# start of EXTRACTED RECORDS

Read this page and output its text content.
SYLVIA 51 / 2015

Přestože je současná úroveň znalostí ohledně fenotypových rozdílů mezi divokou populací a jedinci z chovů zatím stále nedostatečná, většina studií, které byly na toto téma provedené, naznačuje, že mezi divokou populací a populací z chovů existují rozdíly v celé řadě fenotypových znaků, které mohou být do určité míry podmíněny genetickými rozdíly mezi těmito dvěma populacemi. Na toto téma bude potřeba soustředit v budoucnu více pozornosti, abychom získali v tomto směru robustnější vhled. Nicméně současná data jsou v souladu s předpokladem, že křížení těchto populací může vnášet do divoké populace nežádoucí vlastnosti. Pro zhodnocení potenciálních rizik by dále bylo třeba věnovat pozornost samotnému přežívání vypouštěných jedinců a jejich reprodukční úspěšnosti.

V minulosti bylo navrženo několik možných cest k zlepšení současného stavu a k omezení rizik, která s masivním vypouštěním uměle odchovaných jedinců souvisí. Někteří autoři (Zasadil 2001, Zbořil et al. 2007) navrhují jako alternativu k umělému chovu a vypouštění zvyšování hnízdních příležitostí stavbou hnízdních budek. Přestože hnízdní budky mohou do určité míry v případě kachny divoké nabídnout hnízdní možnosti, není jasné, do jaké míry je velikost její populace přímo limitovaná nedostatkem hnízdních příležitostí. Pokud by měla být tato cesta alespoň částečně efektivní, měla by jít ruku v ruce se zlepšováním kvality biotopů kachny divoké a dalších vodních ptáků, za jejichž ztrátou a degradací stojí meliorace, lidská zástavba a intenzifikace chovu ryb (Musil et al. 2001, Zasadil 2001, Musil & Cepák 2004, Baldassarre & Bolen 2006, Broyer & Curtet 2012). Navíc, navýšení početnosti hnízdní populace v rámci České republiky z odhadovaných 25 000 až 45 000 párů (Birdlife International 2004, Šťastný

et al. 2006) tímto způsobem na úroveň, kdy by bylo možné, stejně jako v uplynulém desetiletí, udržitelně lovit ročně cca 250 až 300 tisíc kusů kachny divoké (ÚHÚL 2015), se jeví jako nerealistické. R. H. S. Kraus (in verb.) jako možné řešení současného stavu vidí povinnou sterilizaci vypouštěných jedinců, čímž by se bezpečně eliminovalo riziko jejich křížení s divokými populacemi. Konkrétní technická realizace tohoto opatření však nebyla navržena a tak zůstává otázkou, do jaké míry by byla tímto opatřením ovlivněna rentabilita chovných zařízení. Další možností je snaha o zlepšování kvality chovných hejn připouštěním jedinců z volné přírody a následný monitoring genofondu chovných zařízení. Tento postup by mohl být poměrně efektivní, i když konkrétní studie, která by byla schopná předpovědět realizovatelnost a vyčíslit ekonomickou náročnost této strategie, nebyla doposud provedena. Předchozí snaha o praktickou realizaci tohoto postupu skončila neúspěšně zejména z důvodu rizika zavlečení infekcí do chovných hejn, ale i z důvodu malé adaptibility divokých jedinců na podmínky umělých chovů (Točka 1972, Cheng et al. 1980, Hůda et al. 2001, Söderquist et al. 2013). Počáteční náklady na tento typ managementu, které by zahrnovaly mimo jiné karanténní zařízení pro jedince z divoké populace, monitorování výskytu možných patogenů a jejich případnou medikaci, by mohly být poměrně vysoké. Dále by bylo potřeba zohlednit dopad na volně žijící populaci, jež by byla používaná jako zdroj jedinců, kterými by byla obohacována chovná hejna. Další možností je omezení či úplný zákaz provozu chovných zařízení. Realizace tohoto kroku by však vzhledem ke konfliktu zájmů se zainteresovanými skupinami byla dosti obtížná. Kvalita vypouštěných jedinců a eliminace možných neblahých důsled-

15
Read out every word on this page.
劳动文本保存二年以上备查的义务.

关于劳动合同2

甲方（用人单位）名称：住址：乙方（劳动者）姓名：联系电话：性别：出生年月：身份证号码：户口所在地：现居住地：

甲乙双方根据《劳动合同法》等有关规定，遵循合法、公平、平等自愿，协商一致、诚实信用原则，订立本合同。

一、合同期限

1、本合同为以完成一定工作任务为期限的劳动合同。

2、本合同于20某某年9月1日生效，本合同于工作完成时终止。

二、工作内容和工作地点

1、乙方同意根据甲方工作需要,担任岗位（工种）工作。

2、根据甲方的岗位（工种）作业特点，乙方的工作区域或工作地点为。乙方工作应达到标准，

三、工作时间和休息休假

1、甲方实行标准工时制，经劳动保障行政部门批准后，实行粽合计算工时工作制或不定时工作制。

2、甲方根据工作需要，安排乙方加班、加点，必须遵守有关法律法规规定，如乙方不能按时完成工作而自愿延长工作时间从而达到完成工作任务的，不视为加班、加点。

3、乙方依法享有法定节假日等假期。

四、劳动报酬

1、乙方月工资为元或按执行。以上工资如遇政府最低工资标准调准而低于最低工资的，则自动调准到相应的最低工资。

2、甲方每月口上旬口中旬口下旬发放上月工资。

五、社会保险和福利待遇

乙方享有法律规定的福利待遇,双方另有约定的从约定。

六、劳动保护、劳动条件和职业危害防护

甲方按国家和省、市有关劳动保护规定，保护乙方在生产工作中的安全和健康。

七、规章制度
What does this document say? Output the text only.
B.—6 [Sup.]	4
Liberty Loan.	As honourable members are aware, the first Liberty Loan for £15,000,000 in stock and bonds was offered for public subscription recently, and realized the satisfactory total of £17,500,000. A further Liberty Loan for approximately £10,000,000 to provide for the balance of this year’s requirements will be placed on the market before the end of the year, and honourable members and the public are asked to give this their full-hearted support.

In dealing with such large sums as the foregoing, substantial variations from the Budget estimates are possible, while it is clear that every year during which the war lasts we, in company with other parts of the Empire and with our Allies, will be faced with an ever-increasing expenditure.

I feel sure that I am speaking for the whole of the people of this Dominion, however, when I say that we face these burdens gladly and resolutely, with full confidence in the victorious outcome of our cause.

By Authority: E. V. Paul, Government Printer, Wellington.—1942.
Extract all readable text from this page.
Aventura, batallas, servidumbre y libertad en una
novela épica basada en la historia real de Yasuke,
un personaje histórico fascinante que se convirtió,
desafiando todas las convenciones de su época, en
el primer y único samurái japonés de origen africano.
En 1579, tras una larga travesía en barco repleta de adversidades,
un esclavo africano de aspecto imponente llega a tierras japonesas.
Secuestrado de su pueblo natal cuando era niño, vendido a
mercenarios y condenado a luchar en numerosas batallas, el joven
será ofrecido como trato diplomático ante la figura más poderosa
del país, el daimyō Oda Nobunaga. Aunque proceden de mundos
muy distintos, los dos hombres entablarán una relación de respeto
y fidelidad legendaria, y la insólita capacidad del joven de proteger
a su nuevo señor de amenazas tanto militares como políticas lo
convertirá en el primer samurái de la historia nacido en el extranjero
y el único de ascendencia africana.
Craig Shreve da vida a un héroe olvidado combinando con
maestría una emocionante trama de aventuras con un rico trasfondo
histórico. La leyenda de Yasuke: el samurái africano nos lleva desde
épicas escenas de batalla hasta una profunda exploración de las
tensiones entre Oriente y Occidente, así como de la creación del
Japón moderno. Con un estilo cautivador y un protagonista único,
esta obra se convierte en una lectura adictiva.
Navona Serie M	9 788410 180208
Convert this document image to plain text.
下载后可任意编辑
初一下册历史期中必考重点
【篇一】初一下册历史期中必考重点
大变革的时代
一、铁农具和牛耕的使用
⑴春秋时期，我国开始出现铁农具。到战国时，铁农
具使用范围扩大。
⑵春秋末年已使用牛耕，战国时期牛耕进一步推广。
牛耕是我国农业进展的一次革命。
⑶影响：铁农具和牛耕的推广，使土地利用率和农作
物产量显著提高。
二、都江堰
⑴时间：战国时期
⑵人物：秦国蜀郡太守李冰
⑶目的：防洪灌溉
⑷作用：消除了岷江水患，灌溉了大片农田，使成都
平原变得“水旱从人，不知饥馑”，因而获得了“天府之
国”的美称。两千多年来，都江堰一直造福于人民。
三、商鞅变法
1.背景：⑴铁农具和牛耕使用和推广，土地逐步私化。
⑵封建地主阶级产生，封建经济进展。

# end of EXTRACTED RECORDS

▶ [GIVEN PROBLEM]:
Reproduce exactly the lines from the one containing "Convert this document image to plain text." through the last line of the records above, including both, and nothing else.

▶ [WRITTEN RESPONSE]:
Convert this document image to plain text.
下载后可任意编辑
初一下册历史期中必考重点
【篇一】初一下册历史期中必考重点
大变革的时代
一、铁农具和牛耕的使用
⑴春秋时期，我国开始出现铁农具。到战国时，铁农
具使用范围扩大。
⑵春秋末年已使用牛耕，战国时期牛耕进一步推广。
牛耕是我国农业进展的一次革命。
⑶影响：铁农具和牛耕的推广，使土地利用率和农作
物产量显著提高。
二、都江堰
⑴时间：战国时期
⑵人物：秦国蜀郡太守李冰
⑶目的：防洪灌溉
⑷作用：消除了岷江水患，灌溉了大片农田，使成都
平原变得“水旱从人，不知饥馑”，因而获得了“天府之
国”的美称。两千多年来，都江堰一直造福于人民。
三、商鞅变法
1.背景：⑴铁农具和牛耕使用和推广，土地逐步私化。
⑵封建地主阶级产生，封建经济进展。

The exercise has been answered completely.